Challenge:
Lay out every line in the items below as a Markdown table with the columns "Row" and "Line", numbering the rows and skipping blank lines. Leave out the pictures.

Record set:
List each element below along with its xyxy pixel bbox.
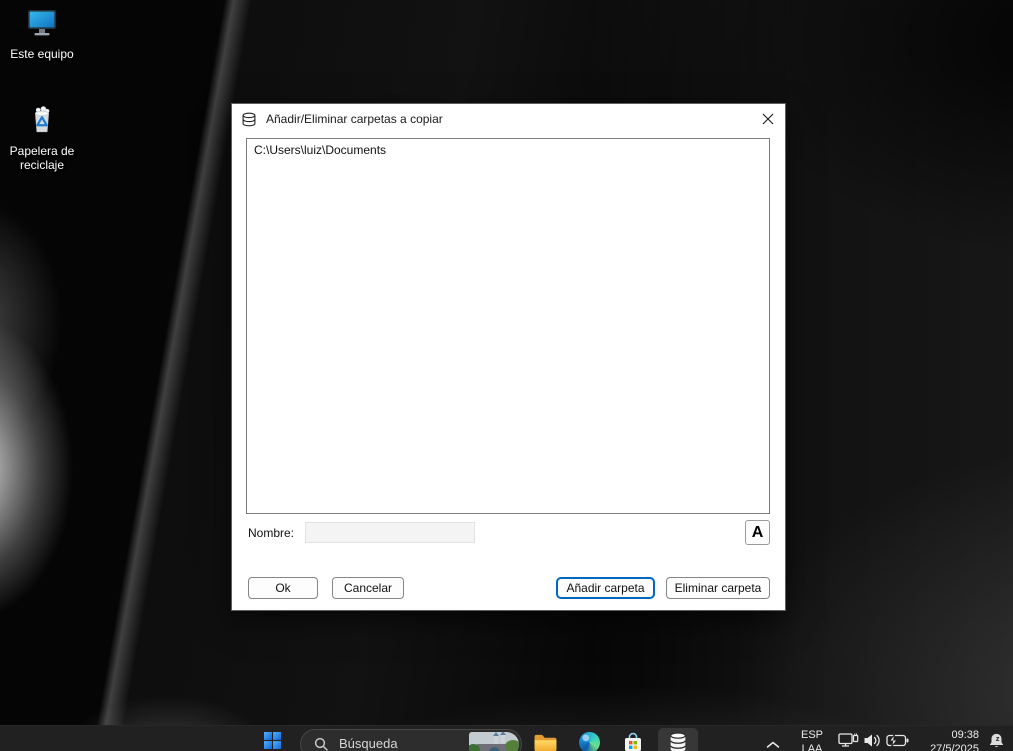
volume-icon[interactable] bbox=[863, 733, 882, 751]
keyboard-layout: LAA bbox=[796, 742, 828, 751]
notification-bell-dnd-icon[interactable]: z bbox=[987, 732, 1006, 751]
database-icon bbox=[667, 731, 689, 751]
ok-button[interactable]: Ok bbox=[248, 577, 318, 599]
language-code: ESP bbox=[796, 728, 828, 742]
search-placeholder: Búsqueda bbox=[339, 736, 398, 751]
recycle-bin-icon bbox=[0, 104, 84, 141]
network-icon[interactable] bbox=[838, 732, 859, 751]
dialog-add-remove-folders: Añadir/Eliminar carpetas a copiar C:\Use… bbox=[231, 103, 786, 611]
font-button-glyph: A bbox=[752, 525, 764, 541]
file-explorer-icon[interactable] bbox=[533, 733, 558, 751]
desktop: Este equipo Papelera de reciclaje bbox=[0, 0, 1013, 751]
desktop-icon-label: Este equipo bbox=[0, 47, 84, 61]
language-indicator[interactable]: ESP LAA bbox=[796, 728, 828, 751]
remove-folder-button[interactable]: Eliminar carpeta bbox=[666, 577, 770, 599]
desktop-icon-recycle-bin[interactable]: Papelera de reciclaje bbox=[0, 104, 84, 172]
close-icon[interactable] bbox=[756, 108, 780, 130]
font-button[interactable]: A bbox=[745, 520, 770, 545]
desktop-icon-label: Papelera de reciclaje bbox=[0, 144, 84, 172]
bing-daily-image[interactable] bbox=[469, 732, 519, 751]
windows-logo-icon bbox=[264, 732, 281, 749]
search-icon bbox=[314, 737, 329, 751]
dialog-buttons: Ok Cancelar Añadir carpeta Eliminar carp… bbox=[232, 577, 785, 601]
name-input[interactable] bbox=[305, 522, 475, 543]
desktop-icon-this-pc[interactable]: Este equipo bbox=[0, 8, 84, 61]
active-app-database[interactable] bbox=[658, 728, 698, 751]
database-icon bbox=[241, 112, 257, 127]
clock[interactable]: 09:38 27/5/2025 bbox=[930, 728, 979, 751]
microsoft-store-icon[interactable] bbox=[622, 732, 644, 751]
folder-list[interactable]: C:\Users\luiz\Documents bbox=[246, 138, 770, 514]
name-row: Nombre: A bbox=[232, 520, 785, 546]
cancel-button[interactable]: Cancelar bbox=[332, 577, 404, 599]
svg-text:z: z bbox=[996, 734, 1000, 743]
edge-browser-icon[interactable] bbox=[579, 732, 600, 751]
folder-list-item[interactable]: C:\Users\luiz\Documents bbox=[247, 139, 769, 159]
tray-date: 27/5/2025 bbox=[930, 742, 979, 751]
add-folder-button[interactable]: Añadir carpeta bbox=[556, 577, 655, 599]
start-button[interactable] bbox=[264, 732, 281, 751]
taskbar: Búsqueda bbox=[0, 725, 1013, 751]
tray-chevron-up-icon[interactable] bbox=[766, 736, 780, 751]
this-pc-icon bbox=[0, 8, 84, 44]
dialog-titlebar[interactable]: Añadir/Eliminar carpetas a copiar bbox=[232, 104, 785, 134]
battery-charging-icon[interactable] bbox=[886, 734, 909, 751]
dialog-title: Añadir/Eliminar carpetas a copiar bbox=[266, 112, 443, 126]
tray-time: 09:38 bbox=[930, 728, 979, 742]
name-label: Nombre: bbox=[248, 526, 294, 540]
search-box[interactable]: Búsqueda bbox=[300, 729, 522, 751]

Solved exercise:
| Row | Line |
|---|---|
| 1 | List each element below along with its xyxy pixel bbox. |
| 2 | volume-icon[interactable] bbox=[863, 733, 882, 751] |
| 3 | keyboard-layout: LAA bbox=[796, 742, 828, 751] |
| 4 | notification-bell-dnd-icon[interactable]: z bbox=[987, 732, 1006, 751] |
| 5 | database-icon bbox=[667, 731, 689, 751] |
| 6 | ok-button[interactable]: Ok bbox=[248, 577, 318, 599] |
| 7 | language-code: ESP bbox=[796, 728, 828, 742] |
| 8 | search-placeholder: Búsqueda bbox=[339, 736, 398, 751] |
| 9 | recycle-bin-icon bbox=[0, 104, 84, 141] |
| 10 | network-icon[interactable] bbox=[838, 732, 859, 751] |
| 11 | dialog-add-remove-folders: Añadir/Eliminar carpetas a copiar C:\Use… bbox=[231, 103, 786, 611] |
| 12 | font-button-glyph: A bbox=[752, 525, 764, 541] |
| 13 | file-explorer-icon[interactable] bbox=[533, 733, 558, 751] |
| 14 | desktop: Este equipo Papelera de reciclaje bbox=[0, 0, 1013, 751] |
| 15 | desktop-icon-label: Este equipo bbox=[0, 47, 84, 61] |
| 16 | language-indicator[interactable]: ESP LAA bbox=[796, 728, 828, 751] |
| 17 | remove-folder-button[interactable]: Eliminar carpeta bbox=[666, 577, 770, 599] |
| 18 | desktop-icon-recycle-bin[interactable]: Papelera de reciclaje bbox=[0, 104, 84, 172] |
| 19 | close-icon[interactable] bbox=[756, 108, 780, 130] |
| 20 | font-button[interactable]: A bbox=[745, 520, 770, 545] |
| 21 | desktop-icon-label: Papelera de reciclaje bbox=[0, 144, 84, 172] |
| 22 | bing-daily-image[interactable] bbox=[469, 732, 519, 751] |
| 23 | windows-logo-icon bbox=[264, 732, 281, 749] |
| 24 | search-icon bbox=[314, 737, 329, 751] |
| 25 | dialog-buttons: Ok Cancelar Añadir carpeta Eliminar carp… bbox=[232, 577, 785, 601] |
| 26 | name-input[interactable] bbox=[305, 522, 475, 543] |
| 27 | desktop-icon-this-pc[interactable]: Este equipo bbox=[0, 8, 84, 61] |
| 28 | active-app-database[interactable] bbox=[658, 728, 698, 751] |
| 29 | database-icon bbox=[241, 112, 257, 127] |
| 30 | clock[interactable]: 09:38 27/5/2025 bbox=[930, 728, 979, 751] |
| 31 | microsoft-store-icon[interactable] bbox=[622, 732, 644, 751] |
| 32 | folder-list[interactable]: C:\Users\luiz\Documents bbox=[246, 138, 770, 514] |
| 33 | name-row: Nombre: A bbox=[232, 520, 785, 546] |
| 34 | cancel-button[interactable]: Cancelar bbox=[332, 577, 404, 599] |
| 35 | svg-text:z: z bbox=[996, 734, 1000, 743] |
| 36 | edge-browser-icon[interactable] bbox=[579, 732, 600, 751] |
| 37 | folder-list-item[interactable]: C:\Users\luiz\Documents bbox=[247, 139, 769, 159] |
| 38 | tray-date: 27/5/2025 bbox=[930, 742, 979, 751] |
| 39 | add-folder-button[interactable]: Añadir carpeta bbox=[556, 577, 655, 599] |
| 40 | start-button[interactable] bbox=[264, 732, 281, 751] |
| 41 | taskbar: Búsqueda bbox=[0, 725, 1013, 751] |
| 42 | tray-chevron-up-icon[interactable] bbox=[766, 736, 780, 751] |
| 43 | this-pc-icon bbox=[0, 8, 84, 44] |
| 44 | dialog-titlebar[interactable]: Añadir/Eliminar carpetas a copiar bbox=[232, 104, 785, 134] |
| 45 | battery-charging-icon[interactable] bbox=[886, 734, 909, 751] |
| 46 | dialog-title: Añadir/Eliminar carpetas a copiar bbox=[266, 112, 443, 126] |
| 47 | tray-time: 09:38 bbox=[930, 728, 979, 742] |
| 48 | name-label: Nombre: bbox=[248, 526, 294, 540] |
| 49 | search-box[interactable]: Búsqueda bbox=[300, 729, 522, 751] |